TEXTAUSZUG:

──────

Habe mir letztes Jahr Bambusdielen für meine Terrasse hier bestellt: http://www.liu-cbd.de/
Die Abwicklung ging super schnell. Die Lieferung war sehr preiswert und die haben die Terrassendielen mit Längen von über 2 m.
Gruß Lutz


----------



## Nori (27. Mai 2013)

*AW: Terrassendeck Material wie ist die Preislage*

Ich hab 11 Querlager (eben dieser 90x90 Riegel) auf 7 m Länge mittels Edelstahlwinkeln auf dem Dachwannenrand der Fertiggarage verschraubt (diese Methode hat nun schon 22 Jahre bestens gehalten, nur waren die verwendeten Fichtenholzbalken morsch geworden) und dann mit normalen Bangkirai-Dielen (145x25) mit 5m und 2 m im Versatz verbunden.
Ich hab meine Sachen im Holz-Fachhandel in der Nähe gekauft und auf Grund des Gewichts und der Längen anliefern lassen (das kostete nicht mal was extra, genauso wenig wie der Zuschnitt der Balken auf 2,98 m)
Das Geländer hab ich dann aber an einen Fachbetrieb vergeben und aus Alu/Edelstahl aufbauen lassen (= wartungsfrei, langlebig und rel. leicht)

Gruß Nori


----------



## Moonlight (27. Mai 2013)

*AW: Terrassendeck Material wie ist die Preislage*



4711 schrieb:


> ... wenn man von aus geht das nur jede 4te was ist



Stimmt 
Mein Mann hat heute überraschend 26 Dielen mitgebracht. Er meinte er hat die ganzen Palletten umgestapelt ... und was er übrig gelassen hatte war höchstens brennholztauglich, zu nix Anderem mehr zu verwerten 

Mandy


----------



## olli-beyer (27. Mai 2013)

*AW: Terrassendeck Material wie ist die Preislage*

Hallo 4711,

mir hat man http://www.roggemann.de/ und http://holzhandel-deutschland.de/ empfohlen. Habe sie selber noch nicht ausprobiert. Hoffe dass Sie gut sind, brauch auch noch Holz für meinen Filter als Terrasse :beten. Aber ein Anruf für ein Angebot sollte nicht so schwer sein, Du musst nur wissen was Du haben möchtest.

Viel Glück 

Olli


----------



## Wuzzel (27. Mai 2013)

*AW: Terrassendeck Material wie ist die Preislage*

@mandy da es grundsätzlich eher Sinn macht mit eigener Qualität zu glänzen als über die schlechte Ware von Marktbegleitern zu reden sage ich dazu nur, das man für einen so geringen Preis vermutlich nicht viel erwarten kann. Und zwar in Bezug auf Optik und Haltbarkeit. Da die __ Douglasie in den letzten Jahren immer wieder von irgendwelchen Märkten in übelster Qualität verramscht wurde und sich diese Preise dann in den Köpfen auch für ordentliche Ware festsetzen biete ich die schon gar nicht mehr an. 

Es gibt ja auch ab und an Teichfolie fuer 1,29 je qm ... wer meint damit nen Schnäppchen zu machen, der irrt vermutlich auch.

──────

AUFGABEN:
#1 Wie viele Querlager hat Nori laut dem Textauszug auf dem Dachwannenrand der Fertiggarage verschraubt?
#2 Übernehmen Sie aus dem Textauszug wortgetreu den Abschnitt, der mit „mir hat man“ beginnt und bis einschließlich „Wuzzel (27. Mai 2013)“ reicht.

──────

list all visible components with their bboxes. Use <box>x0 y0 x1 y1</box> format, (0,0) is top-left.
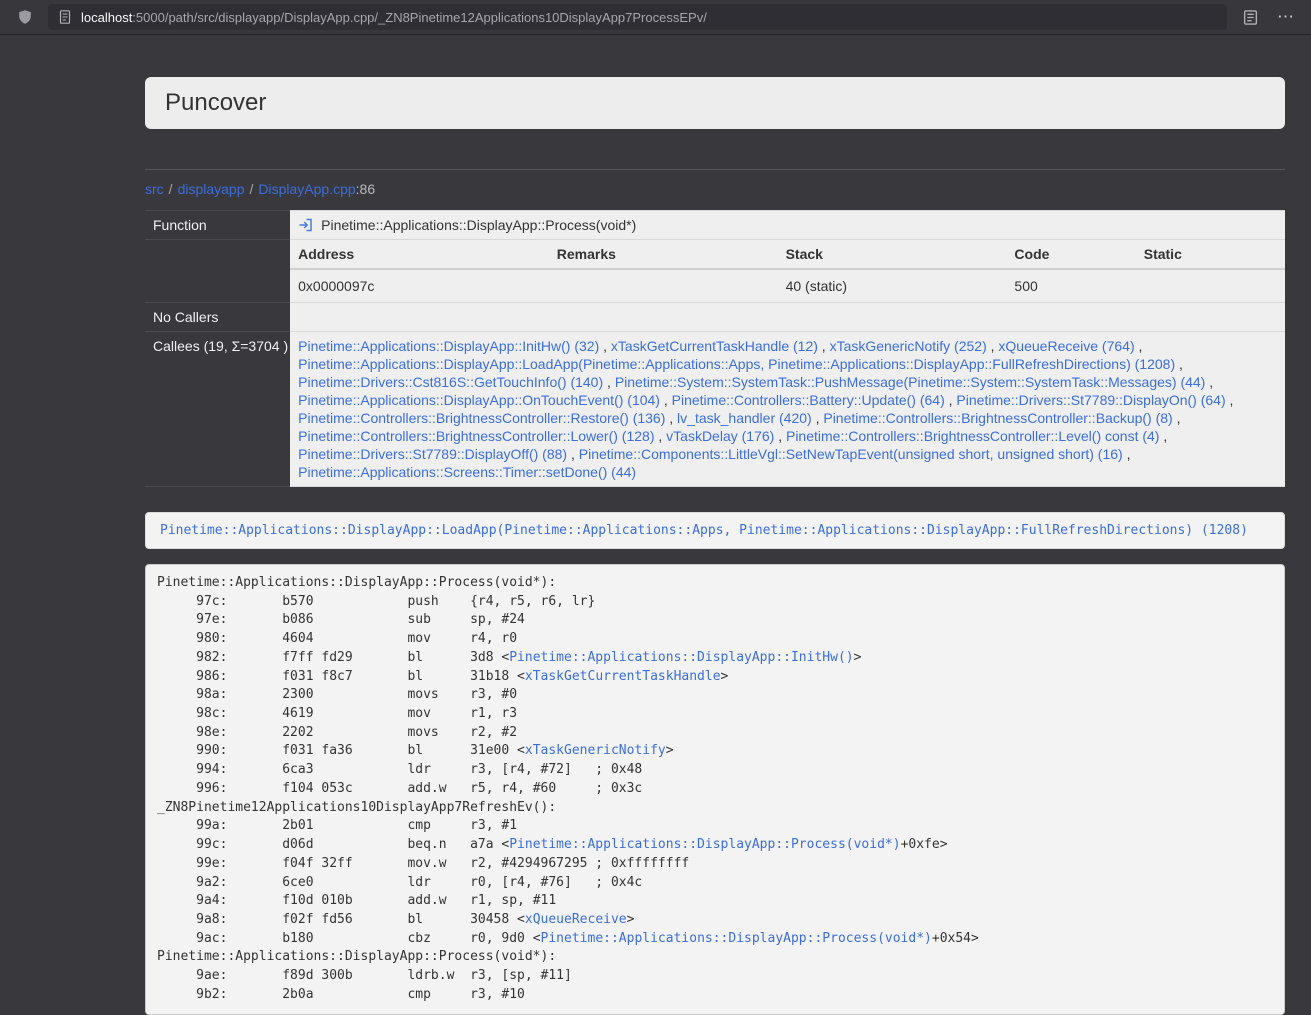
address-value: 0x0000097c <box>290 269 549 302</box>
stats-header-row: Address Remarks Stack Code Static <box>290 240 1285 269</box>
callee-link[interactable]: Pinetime::Controllers::BrightnessControl… <box>298 428 654 444</box>
callee-link[interactable]: Pinetime::Applications::DisplayApp::OnTo… <box>298 392 660 408</box>
callees-separator: , <box>567 446 579 462</box>
remarks-value <box>549 269 778 302</box>
breadcrumb-link-displayapp[interactable]: displayapp <box>178 181 245 197</box>
col-stack: Stack <box>778 240 1007 269</box>
callee-link[interactable]: Pinetime::Drivers::St7789::DisplayOn() (… <box>956 392 1225 408</box>
callee-link[interactable]: Pinetime::Drivers::St7789::DisplayOff() … <box>298 446 567 462</box>
overflow-menu-icon: ⋯ <box>1277 7 1295 27</box>
callees-cell: Pinetime::Applications::DisplayApp::Init… <box>290 332 1285 487</box>
shield-icon <box>17 9 33 25</box>
callee-link[interactable]: xTaskGetCurrentTaskHandle (12) <box>611 338 818 354</box>
breadcrumb-link-src[interactable]: src <box>145 181 164 197</box>
callees-label: Callees (19, Σ=3704 ) <box>145 332 290 487</box>
callees-separator: , <box>1205 374 1213 390</box>
disassembly: Pinetime::Applications::DisplayApp::Proc… <box>145 564 1285 1015</box>
function-icon <box>298 217 314 233</box>
reader-view-button[interactable] <box>1237 4 1263 30</box>
function-row: Function Pinetime::Applications::Display… <box>145 211 1285 240</box>
callee-link[interactable]: Pinetime::Applications::DisplayApp::Load… <box>298 356 1175 372</box>
code-value: 500 <box>1006 269 1135 302</box>
callees-separator: , <box>1175 356 1183 372</box>
symbol-link[interactable]: xTaskGetCurrentTaskHandle <box>525 669 721 684</box>
callee-link[interactable]: Pinetime::Controllers::Battery::Update()… <box>672 392 945 408</box>
breadcrumb-separator: / <box>169 181 173 197</box>
divider <box>145 169 1285 170</box>
reader-view-icon <box>1242 9 1259 26</box>
function-name: Pinetime::Applications::DisplayApp::Proc… <box>321 216 636 234</box>
callees-separator: , <box>603 374 615 390</box>
callees-separator: , <box>1173 410 1181 426</box>
breadcrumb: src/displayapp/DisplayApp.cpp:86 <box>145 180 1285 198</box>
callee-link[interactable]: xQueueReceive (764) <box>998 338 1134 354</box>
overflow-menu-button[interactable]: ⋯ <box>1273 4 1299 30</box>
page-identity-icon[interactable] <box>57 9 73 25</box>
callee-link[interactable]: Pinetime::System::SystemTask::PushMessag… <box>615 374 1206 390</box>
callees-separator: , <box>599 338 611 354</box>
callees-separator: , <box>1135 338 1143 354</box>
breadcrumb-line-number: :86 <box>356 181 375 197</box>
callee-link[interactable]: Pinetime::Applications::Screens::Timer::… <box>298 464 636 480</box>
callee-link[interactable]: Pinetime::Applications::DisplayApp::Init… <box>298 338 599 354</box>
callees-separator: , <box>660 392 672 408</box>
callees-separator: , <box>1226 392 1234 408</box>
col-code: Code <box>1006 240 1135 269</box>
callees-separator: , <box>818 338 830 354</box>
symbol-link[interactable]: xQueueReceive <box>525 912 627 927</box>
url-bar[interactable]: localhost:5000/path/src/displayapp/Displ… <box>48 4 1227 30</box>
stats-data-row: 0x0000097c 40 (static) 500 <box>290 269 1285 302</box>
callee-link[interactable]: Pinetime::Controllers::BrightnessControl… <box>298 410 665 426</box>
col-address: Address <box>290 240 549 269</box>
page-container: Puncover src/displayapp/DisplayApp.cpp:8… <box>145 77 1285 1015</box>
callee-link[interactable]: Pinetime::Controllers::BrightnessControl… <box>823 410 1172 426</box>
no-callers-row: No Callers <box>145 303 1285 332</box>
app-header: Puncover <box>145 77 1285 129</box>
stats-table: Address Remarks Stack Code Static 0x0000… <box>290 240 1285 302</box>
stack-value: 40 (static) <box>778 269 1007 302</box>
callees-separator: , <box>987 338 999 354</box>
largest-callee-link[interactable]: Pinetime::Applications::DisplayApp::Load… <box>160 523 1248 538</box>
symbol-link[interactable]: Pinetime::Applications::DisplayApp::Init… <box>509 650 853 665</box>
callee-link[interactable]: Pinetime::Drivers::Cst816S::GetTouchInfo… <box>298 374 603 390</box>
callees-separator: , <box>1123 446 1131 462</box>
callee-link[interactable]: vTaskDelay (176) <box>666 428 774 444</box>
function-stats-row: Address Remarks Stack Code Static 0x0000… <box>145 240 1285 303</box>
callees-separator: , <box>654 428 666 444</box>
browser-chrome: localhost:5000/path/src/displayapp/Displ… <box>0 0 1311 35</box>
static-value <box>1136 269 1285 302</box>
url-path: :5000/path/src/displayapp/DisplayApp.cpp… <box>132 10 707 25</box>
callees-row: Callees (19, Σ=3704 ) Pinetime::Applicat… <box>145 332 1285 487</box>
function-table: Function Pinetime::Applications::Display… <box>145 210 1285 487</box>
callee-link[interactable]: Pinetime::Controllers::BrightnessControl… <box>786 428 1159 444</box>
largest-callee-highlight: Pinetime::Applications::DisplayApp::Load… <box>145 512 1285 549</box>
col-static: Static <box>1136 240 1285 269</box>
breadcrumb-link-file[interactable]: DisplayApp.cpp <box>258 181 355 197</box>
symbol-link[interactable]: Pinetime::Applications::DisplayApp::Proc… <box>541 931 932 946</box>
callees-separator: , <box>812 410 824 426</box>
callee-link[interactable]: Pinetime::Components::LittleVgl::SetNewT… <box>579 446 1123 462</box>
url-text: localhost:5000/path/src/displayapp/Displ… <box>81 10 707 25</box>
callees-separator: , <box>665 410 677 426</box>
no-callers-label: No Callers <box>145 303 290 332</box>
callee-link[interactable]: lv_task_handler (420) <box>677 410 812 426</box>
callees-separator: , <box>1159 428 1167 444</box>
callees-separator: , <box>774 428 786 444</box>
tracking-protection-shield-icon[interactable] <box>12 4 38 30</box>
col-remarks: Remarks <box>549 240 778 269</box>
symbol-link[interactable]: Pinetime::Applications::DisplayApp::Proc… <box>509 837 900 852</box>
callee-link[interactable]: xTaskGenericNotify (252) <box>830 338 987 354</box>
callees-separator: , <box>945 392 957 408</box>
page-title: Puncover <box>165 87 266 119</box>
url-host: localhost <box>81 10 132 25</box>
function-label: Function <box>145 211 290 240</box>
symbol-link[interactable]: xTaskGenericNotify <box>525 743 666 758</box>
breadcrumb-separator: / <box>250 181 254 197</box>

──────

ERGEBNISSE JE AUFGABE:
#1 11 Querlager.

#2
mir hat man http://www.roggemann.de/ und http://holzhandel-deutschland.de/ empfohlen. Habe sie selber noch nicht ausprobiert. Hoffe dass Sie gut sind, brauch auch noch Holz für meinen Filter als Terrasse :beten. Aber ein Anruf für ein Angebot sollte nicht so schwer sein, Du musst nur wissen was Du haben möchtest.

Viel Glück 

Olli


----------



## Wuzzel (27. Mai 2013)